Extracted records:
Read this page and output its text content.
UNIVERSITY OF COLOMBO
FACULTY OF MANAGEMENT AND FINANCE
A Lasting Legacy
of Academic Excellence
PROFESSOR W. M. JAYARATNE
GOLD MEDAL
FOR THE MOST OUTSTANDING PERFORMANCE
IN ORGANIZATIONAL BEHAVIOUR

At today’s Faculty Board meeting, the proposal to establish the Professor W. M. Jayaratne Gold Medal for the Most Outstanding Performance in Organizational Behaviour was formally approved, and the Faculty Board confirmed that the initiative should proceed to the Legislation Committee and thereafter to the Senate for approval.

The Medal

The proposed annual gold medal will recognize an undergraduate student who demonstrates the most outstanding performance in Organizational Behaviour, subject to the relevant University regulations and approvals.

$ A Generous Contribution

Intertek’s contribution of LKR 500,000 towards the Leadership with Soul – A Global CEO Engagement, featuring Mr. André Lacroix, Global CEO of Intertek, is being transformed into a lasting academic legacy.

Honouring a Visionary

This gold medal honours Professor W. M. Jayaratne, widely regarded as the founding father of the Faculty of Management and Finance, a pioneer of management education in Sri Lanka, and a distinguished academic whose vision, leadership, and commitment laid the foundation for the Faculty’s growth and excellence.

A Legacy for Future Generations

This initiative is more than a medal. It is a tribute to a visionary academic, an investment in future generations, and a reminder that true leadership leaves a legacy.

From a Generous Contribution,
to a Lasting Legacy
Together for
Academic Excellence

...

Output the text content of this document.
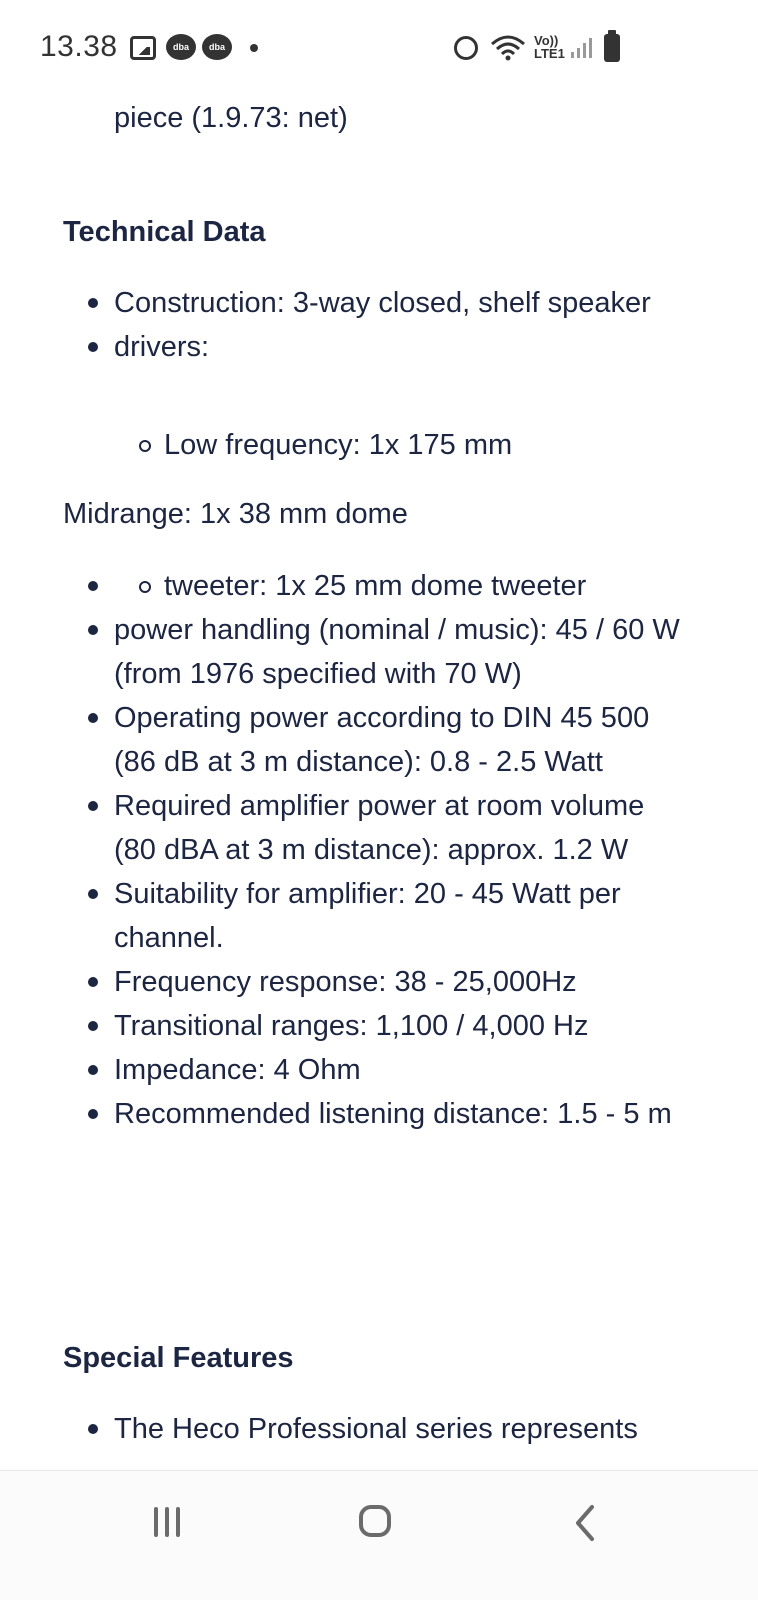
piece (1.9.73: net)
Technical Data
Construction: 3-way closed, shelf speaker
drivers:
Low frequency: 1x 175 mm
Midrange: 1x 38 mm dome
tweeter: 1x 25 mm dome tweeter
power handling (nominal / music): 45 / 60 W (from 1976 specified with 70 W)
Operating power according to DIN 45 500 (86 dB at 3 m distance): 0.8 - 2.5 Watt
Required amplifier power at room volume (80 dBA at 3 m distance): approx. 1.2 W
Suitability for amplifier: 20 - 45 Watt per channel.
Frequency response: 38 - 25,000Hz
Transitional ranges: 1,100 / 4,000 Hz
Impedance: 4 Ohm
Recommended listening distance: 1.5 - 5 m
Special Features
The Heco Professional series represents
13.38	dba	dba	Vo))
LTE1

→ WRITTEN EXERCISE: Isolate the lines that hold the word "dome" and copy all of them.

→ EXERCISE OUTPUT:
Midrange: 1x 38 mm dome
tweeter: 1x 25 mm dome tweeter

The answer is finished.